### What you need to do:
Go through each line of the records below and count those with the word "Jever"; give only the total.

[Dataset entries]
--- start ---
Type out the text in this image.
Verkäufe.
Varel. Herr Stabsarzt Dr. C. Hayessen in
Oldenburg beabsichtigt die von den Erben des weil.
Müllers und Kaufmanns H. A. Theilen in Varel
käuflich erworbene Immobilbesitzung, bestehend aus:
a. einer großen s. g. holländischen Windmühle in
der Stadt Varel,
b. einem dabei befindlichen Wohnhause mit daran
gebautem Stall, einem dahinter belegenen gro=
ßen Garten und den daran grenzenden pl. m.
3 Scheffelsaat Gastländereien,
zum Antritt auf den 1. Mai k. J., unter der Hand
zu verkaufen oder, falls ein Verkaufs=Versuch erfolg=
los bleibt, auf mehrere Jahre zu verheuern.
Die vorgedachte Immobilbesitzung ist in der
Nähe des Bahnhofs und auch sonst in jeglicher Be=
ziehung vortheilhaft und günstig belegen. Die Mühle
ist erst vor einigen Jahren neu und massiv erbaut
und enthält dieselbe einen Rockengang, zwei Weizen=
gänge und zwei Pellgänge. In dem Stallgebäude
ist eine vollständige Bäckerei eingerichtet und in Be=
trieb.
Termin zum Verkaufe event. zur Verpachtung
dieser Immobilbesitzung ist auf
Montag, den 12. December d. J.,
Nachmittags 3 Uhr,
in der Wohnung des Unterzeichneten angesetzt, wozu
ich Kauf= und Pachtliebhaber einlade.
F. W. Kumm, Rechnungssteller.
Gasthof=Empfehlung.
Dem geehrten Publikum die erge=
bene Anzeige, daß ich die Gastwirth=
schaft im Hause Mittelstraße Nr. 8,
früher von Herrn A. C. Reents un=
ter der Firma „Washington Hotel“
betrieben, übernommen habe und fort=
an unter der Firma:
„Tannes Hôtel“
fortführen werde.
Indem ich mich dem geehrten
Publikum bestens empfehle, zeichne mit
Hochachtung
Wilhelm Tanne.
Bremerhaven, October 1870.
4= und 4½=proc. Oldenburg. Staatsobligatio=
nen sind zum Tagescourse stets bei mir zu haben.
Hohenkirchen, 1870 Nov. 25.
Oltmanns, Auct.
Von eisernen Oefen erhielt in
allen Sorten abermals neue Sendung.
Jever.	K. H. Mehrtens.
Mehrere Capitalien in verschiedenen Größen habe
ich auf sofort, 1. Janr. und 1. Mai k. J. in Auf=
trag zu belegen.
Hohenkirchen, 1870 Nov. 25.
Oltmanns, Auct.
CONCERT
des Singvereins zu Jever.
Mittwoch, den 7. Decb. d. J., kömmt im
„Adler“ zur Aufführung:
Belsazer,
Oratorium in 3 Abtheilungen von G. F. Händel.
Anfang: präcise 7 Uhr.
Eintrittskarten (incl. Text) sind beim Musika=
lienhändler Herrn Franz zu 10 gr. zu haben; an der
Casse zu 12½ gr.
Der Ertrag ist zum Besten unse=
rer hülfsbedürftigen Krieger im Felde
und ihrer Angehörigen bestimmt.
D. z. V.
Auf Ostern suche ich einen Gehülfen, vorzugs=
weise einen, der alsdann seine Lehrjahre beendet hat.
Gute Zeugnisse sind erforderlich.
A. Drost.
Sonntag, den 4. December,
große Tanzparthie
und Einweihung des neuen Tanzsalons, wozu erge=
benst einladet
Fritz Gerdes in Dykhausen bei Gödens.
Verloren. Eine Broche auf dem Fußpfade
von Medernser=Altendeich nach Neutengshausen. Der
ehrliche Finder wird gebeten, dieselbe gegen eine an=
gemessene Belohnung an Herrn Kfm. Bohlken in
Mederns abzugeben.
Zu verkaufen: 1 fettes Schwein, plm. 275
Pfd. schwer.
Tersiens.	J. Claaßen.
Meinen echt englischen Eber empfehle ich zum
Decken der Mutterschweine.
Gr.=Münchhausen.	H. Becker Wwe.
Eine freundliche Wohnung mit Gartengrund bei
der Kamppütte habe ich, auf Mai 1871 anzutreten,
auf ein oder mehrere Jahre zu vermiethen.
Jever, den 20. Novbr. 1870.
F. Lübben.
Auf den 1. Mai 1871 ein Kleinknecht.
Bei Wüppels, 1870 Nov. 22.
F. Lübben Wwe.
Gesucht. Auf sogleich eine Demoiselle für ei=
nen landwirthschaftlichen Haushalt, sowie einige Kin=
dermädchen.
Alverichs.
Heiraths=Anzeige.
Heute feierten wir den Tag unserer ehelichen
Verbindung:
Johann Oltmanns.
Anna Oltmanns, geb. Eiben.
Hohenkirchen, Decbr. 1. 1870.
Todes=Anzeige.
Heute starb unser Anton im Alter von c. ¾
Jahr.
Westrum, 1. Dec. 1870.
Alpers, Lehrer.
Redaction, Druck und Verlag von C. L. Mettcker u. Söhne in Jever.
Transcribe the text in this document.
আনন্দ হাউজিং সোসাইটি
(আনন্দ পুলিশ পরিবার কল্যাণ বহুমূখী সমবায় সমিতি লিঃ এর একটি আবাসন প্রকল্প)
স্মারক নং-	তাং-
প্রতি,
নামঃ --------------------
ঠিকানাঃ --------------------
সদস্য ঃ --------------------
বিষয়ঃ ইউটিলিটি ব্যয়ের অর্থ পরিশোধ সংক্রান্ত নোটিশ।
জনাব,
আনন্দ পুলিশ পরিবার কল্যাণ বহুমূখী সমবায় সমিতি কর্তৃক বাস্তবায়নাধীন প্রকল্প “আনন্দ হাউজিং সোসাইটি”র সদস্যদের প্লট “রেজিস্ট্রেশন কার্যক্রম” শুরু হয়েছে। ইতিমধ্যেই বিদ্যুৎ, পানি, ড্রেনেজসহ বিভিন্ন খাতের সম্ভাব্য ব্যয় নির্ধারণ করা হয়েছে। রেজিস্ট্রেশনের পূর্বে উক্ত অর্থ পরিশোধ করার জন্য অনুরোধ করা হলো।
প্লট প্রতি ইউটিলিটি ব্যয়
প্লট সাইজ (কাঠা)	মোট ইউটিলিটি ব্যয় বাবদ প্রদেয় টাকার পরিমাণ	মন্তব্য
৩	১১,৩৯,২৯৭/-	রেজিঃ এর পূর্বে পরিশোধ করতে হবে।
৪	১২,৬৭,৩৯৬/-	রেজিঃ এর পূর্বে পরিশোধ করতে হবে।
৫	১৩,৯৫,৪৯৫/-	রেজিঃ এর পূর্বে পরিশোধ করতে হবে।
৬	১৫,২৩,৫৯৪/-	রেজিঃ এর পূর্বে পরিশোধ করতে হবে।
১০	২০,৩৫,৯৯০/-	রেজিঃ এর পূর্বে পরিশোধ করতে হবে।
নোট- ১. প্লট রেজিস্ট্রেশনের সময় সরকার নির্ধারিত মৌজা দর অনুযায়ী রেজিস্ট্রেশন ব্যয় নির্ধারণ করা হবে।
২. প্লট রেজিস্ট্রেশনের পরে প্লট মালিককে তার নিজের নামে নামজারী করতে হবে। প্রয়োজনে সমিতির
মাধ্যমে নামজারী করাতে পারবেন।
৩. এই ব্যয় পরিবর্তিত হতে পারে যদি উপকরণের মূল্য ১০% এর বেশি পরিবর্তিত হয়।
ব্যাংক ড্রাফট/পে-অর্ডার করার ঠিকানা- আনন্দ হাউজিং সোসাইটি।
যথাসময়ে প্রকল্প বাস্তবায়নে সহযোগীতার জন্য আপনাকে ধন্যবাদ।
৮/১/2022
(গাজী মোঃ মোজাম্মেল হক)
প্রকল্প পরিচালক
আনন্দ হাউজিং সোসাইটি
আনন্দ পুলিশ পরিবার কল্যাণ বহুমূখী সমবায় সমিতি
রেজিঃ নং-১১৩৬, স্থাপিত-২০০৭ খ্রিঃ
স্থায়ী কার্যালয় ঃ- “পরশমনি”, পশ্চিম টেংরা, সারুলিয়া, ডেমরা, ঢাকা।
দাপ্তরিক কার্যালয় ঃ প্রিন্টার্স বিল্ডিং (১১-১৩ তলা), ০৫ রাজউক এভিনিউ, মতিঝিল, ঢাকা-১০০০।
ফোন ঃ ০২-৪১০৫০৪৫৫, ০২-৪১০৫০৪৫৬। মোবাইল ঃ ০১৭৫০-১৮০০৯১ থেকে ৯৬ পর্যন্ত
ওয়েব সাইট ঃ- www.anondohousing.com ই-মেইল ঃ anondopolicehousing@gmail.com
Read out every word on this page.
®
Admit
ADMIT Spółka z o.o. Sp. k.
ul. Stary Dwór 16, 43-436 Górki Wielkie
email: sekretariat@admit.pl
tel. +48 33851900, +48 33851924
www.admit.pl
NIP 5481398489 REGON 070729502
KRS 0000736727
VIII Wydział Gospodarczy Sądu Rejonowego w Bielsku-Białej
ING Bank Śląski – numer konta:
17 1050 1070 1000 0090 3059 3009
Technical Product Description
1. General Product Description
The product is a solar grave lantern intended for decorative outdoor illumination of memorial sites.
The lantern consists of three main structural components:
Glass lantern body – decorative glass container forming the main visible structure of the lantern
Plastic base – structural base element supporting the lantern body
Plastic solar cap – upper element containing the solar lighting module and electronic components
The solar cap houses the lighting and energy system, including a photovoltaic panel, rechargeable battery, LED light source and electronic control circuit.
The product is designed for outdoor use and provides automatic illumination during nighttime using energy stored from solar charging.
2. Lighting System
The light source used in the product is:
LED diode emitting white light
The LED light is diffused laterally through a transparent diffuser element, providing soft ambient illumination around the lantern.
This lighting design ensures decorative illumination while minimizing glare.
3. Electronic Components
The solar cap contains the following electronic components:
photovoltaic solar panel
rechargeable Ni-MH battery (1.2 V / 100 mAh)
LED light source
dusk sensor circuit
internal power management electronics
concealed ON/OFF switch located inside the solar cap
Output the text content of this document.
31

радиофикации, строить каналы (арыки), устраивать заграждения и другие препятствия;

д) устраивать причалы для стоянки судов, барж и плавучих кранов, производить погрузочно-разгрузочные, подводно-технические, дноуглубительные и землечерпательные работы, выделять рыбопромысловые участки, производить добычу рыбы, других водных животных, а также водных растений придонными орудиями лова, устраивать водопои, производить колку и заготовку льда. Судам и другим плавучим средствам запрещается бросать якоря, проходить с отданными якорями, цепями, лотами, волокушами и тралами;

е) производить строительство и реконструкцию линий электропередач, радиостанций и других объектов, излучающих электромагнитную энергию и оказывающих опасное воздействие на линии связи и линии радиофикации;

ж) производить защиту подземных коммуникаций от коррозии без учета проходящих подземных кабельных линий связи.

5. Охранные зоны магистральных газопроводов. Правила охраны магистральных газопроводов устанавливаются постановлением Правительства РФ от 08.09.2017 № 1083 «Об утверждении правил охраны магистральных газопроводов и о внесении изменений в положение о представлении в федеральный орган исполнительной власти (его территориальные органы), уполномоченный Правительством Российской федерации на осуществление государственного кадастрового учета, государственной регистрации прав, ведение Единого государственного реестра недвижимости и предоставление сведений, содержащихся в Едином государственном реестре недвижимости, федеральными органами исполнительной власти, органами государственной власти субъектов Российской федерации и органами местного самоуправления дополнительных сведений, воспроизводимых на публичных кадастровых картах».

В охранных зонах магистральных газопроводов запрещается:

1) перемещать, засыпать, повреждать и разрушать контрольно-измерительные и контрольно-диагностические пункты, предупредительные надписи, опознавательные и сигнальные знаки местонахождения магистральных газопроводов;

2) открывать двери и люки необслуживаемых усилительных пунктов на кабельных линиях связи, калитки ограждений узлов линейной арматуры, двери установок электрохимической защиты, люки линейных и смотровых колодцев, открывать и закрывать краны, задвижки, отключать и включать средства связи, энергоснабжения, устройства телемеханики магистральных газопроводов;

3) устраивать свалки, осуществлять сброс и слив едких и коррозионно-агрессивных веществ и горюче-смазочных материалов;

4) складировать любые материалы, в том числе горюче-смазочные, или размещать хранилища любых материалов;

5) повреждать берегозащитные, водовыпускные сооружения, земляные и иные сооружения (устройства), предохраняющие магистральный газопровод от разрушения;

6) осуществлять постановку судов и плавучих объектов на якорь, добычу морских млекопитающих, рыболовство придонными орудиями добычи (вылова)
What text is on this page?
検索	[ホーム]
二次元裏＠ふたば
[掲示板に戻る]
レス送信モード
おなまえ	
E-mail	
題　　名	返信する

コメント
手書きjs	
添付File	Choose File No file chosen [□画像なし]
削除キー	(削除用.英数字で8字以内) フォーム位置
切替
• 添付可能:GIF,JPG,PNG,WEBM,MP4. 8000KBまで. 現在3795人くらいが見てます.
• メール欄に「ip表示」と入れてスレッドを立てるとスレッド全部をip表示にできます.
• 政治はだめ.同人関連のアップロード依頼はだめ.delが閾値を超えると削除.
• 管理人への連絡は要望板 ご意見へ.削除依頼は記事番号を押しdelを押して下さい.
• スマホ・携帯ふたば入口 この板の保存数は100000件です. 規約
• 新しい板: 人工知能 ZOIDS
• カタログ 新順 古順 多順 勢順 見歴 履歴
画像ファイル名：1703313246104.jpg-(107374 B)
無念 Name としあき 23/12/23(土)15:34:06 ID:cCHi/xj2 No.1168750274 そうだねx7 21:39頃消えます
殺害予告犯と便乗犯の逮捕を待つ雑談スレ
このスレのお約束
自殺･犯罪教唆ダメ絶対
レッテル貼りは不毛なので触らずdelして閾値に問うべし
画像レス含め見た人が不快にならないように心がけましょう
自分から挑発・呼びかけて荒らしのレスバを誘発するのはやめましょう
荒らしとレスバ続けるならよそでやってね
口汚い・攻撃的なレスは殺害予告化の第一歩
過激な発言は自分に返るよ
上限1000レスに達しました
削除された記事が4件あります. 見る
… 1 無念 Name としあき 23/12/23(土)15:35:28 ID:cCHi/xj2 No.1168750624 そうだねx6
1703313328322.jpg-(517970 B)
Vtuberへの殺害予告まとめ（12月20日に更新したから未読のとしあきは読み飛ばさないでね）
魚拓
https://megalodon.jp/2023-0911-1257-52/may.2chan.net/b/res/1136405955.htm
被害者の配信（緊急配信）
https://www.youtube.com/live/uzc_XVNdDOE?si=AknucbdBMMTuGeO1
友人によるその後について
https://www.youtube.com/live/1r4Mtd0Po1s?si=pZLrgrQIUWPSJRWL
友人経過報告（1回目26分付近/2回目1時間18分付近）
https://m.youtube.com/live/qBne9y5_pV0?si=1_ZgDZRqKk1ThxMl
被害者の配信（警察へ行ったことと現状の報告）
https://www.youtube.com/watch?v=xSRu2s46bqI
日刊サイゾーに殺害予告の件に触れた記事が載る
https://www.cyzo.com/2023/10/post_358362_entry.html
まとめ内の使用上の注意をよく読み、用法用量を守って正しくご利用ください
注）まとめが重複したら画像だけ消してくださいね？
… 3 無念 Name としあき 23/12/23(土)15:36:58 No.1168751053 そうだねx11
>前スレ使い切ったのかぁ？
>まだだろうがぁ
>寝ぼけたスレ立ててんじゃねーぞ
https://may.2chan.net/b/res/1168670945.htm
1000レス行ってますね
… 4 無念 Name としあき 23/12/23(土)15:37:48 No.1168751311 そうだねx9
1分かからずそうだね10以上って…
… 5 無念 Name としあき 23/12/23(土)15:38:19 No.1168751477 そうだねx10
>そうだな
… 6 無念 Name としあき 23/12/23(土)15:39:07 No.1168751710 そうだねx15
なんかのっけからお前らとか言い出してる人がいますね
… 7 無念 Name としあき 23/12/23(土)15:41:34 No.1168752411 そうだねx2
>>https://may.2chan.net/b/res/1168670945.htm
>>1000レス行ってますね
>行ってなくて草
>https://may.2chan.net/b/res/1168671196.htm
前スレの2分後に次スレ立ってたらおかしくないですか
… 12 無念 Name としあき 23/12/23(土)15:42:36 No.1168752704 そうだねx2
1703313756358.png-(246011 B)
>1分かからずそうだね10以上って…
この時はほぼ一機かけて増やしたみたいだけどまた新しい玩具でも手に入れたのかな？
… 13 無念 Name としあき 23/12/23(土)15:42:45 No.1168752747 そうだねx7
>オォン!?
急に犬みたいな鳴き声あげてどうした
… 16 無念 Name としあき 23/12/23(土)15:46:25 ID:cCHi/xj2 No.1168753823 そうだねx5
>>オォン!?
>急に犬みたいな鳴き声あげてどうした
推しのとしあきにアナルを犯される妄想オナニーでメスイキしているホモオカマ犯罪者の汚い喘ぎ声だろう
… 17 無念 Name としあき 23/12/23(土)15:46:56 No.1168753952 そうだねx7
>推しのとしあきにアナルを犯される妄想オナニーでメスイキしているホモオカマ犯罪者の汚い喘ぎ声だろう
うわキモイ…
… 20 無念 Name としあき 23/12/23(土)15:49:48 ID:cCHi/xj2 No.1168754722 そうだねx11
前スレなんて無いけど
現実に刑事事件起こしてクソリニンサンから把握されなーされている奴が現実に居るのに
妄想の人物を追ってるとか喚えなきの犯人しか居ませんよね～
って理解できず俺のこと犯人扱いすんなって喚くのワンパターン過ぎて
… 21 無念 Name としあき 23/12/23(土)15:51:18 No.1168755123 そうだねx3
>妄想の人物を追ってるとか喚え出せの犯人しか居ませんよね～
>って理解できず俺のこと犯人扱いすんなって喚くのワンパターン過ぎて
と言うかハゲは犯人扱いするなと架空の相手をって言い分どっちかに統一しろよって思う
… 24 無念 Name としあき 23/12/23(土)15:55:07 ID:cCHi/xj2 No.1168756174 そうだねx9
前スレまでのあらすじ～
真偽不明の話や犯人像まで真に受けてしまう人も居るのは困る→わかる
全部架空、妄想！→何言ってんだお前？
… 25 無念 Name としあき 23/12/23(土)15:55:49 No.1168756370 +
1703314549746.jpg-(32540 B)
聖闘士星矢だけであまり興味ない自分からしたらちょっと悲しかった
--- end ---
### Full response:
4